§ **Aim**: Recast the records from the line with "localize all elements." up to and including the line with "avg-low-label: Average low" as a two-column CSV with the columns instruction and output. Each instruction gets one row, with the instruction and its output each in a single quoted field, line breaks replaced by spaces, and pictures left out.

§ **The data**:
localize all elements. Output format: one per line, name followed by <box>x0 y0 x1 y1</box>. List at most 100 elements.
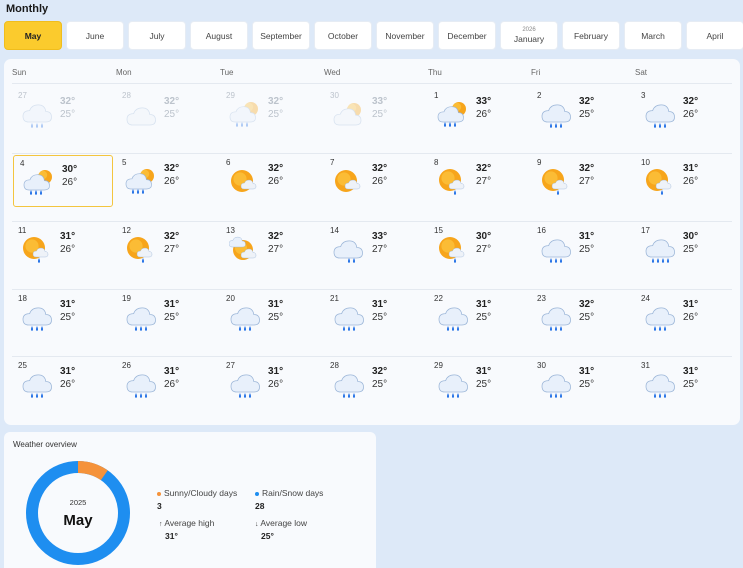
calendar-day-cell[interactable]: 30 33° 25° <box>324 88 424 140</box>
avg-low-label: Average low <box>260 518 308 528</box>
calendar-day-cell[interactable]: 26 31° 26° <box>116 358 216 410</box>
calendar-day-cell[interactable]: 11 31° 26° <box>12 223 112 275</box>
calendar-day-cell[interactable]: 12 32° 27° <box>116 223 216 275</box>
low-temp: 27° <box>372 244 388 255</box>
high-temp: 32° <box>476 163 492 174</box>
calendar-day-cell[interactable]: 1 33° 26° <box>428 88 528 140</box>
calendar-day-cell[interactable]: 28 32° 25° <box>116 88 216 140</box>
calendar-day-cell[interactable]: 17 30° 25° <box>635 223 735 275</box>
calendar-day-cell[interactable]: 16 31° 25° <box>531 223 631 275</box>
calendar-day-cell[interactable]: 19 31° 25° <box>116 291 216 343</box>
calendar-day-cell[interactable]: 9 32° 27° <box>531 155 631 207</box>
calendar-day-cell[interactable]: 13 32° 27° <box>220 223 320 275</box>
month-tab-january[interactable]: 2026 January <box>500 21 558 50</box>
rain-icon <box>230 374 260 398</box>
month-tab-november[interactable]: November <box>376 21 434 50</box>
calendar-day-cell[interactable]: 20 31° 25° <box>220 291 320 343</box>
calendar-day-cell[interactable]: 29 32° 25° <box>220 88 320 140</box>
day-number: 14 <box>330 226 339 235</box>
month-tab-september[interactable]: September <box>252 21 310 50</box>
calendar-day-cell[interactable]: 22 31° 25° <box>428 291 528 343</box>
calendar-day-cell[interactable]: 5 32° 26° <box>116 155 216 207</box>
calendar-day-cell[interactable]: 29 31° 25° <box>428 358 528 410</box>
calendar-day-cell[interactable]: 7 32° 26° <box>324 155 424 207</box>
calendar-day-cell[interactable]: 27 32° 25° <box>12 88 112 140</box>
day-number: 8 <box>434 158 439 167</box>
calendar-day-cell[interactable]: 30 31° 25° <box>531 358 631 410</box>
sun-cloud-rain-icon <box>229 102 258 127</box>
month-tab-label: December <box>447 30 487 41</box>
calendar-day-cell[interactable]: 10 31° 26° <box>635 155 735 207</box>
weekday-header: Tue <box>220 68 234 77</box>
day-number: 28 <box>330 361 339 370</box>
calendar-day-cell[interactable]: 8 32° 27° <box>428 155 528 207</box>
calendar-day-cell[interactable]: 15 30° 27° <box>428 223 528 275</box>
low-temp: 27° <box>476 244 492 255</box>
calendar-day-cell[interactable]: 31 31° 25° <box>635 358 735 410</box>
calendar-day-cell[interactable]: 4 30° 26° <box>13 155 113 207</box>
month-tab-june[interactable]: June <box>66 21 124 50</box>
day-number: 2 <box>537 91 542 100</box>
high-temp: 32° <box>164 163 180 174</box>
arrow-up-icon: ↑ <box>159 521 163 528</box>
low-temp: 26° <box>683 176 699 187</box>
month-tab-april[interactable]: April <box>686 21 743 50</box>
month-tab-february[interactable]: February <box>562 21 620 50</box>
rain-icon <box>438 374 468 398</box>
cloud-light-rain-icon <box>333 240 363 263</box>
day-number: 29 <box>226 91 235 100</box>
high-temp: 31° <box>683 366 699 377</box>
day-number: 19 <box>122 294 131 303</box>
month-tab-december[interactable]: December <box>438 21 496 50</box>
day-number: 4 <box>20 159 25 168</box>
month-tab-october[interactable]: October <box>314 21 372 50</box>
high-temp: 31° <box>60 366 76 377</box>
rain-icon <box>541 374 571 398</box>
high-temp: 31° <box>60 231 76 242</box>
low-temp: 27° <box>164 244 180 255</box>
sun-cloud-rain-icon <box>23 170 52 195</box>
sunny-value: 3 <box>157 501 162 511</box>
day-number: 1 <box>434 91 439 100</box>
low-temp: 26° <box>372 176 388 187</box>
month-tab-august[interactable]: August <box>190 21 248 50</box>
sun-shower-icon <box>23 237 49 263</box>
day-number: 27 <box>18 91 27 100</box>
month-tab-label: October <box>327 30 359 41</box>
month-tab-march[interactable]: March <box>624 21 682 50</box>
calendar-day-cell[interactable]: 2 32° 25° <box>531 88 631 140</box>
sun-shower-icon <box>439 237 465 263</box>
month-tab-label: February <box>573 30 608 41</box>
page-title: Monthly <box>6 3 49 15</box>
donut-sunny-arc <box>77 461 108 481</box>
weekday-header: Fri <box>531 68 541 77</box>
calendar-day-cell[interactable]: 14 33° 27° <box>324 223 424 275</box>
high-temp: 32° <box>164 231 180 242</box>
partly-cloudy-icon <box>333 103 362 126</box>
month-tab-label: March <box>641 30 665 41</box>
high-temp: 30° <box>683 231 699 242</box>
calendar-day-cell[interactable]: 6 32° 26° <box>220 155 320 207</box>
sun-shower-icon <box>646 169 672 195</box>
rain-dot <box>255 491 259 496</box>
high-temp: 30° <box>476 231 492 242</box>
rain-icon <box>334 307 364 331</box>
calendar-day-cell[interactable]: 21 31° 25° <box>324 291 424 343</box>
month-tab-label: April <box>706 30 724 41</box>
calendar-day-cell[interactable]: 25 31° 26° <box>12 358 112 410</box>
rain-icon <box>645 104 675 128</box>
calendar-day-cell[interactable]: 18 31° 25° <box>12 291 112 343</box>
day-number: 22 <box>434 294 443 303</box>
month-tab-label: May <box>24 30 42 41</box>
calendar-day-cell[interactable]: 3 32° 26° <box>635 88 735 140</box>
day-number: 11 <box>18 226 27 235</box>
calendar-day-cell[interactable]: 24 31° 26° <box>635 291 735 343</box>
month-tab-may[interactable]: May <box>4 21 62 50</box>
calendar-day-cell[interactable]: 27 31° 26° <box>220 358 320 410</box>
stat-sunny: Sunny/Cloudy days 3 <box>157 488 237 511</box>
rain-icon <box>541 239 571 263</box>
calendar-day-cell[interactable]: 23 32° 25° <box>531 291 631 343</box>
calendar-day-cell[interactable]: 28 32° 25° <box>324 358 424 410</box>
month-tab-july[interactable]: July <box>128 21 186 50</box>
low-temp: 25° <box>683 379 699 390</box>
...
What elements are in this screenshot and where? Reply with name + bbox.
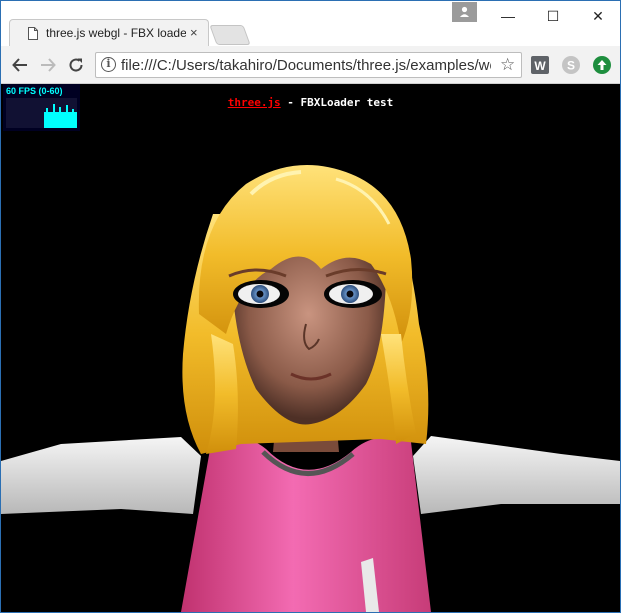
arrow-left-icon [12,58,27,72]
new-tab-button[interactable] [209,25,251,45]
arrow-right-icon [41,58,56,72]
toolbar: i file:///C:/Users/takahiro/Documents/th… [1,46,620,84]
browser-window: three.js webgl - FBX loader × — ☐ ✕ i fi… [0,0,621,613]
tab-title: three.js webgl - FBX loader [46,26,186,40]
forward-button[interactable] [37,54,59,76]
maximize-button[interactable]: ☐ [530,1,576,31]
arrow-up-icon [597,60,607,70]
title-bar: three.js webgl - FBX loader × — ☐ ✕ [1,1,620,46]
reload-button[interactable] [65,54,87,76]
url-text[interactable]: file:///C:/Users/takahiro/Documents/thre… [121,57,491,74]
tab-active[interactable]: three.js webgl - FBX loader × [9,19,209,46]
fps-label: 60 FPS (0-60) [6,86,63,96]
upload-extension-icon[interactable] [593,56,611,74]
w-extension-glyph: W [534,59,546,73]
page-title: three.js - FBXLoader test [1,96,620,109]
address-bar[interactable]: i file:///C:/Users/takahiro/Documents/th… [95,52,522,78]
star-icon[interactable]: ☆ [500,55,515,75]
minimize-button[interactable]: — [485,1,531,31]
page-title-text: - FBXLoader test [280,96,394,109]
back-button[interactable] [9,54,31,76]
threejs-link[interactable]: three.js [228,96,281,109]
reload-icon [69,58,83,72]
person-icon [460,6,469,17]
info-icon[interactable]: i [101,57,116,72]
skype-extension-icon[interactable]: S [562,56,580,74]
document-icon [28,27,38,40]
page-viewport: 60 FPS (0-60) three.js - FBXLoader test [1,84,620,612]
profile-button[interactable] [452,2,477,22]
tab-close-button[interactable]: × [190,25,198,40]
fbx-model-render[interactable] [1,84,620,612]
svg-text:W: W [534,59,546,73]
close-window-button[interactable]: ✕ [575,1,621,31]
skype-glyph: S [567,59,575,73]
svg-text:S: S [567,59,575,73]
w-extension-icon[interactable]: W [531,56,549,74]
---
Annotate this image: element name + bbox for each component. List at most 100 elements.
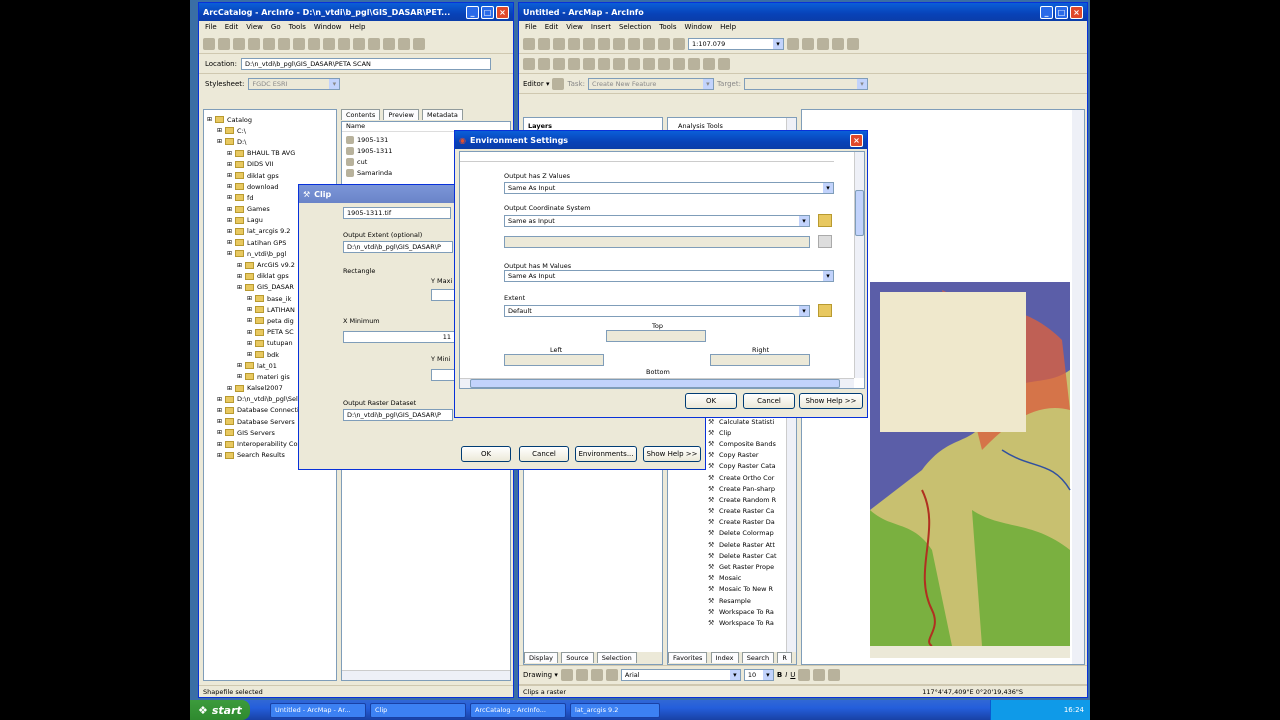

§ **Complete answer**:
instruction,output
"localize all elements. Output format: one per line, name followed by <box>x0 y0 x1 y1</box>. List at most 100 elements.","calendar-day-cell[interactable]: 30 33° 25° <box>324 88 424 140</box> avg-low-label: Average low <box>260 518 308 528</box>"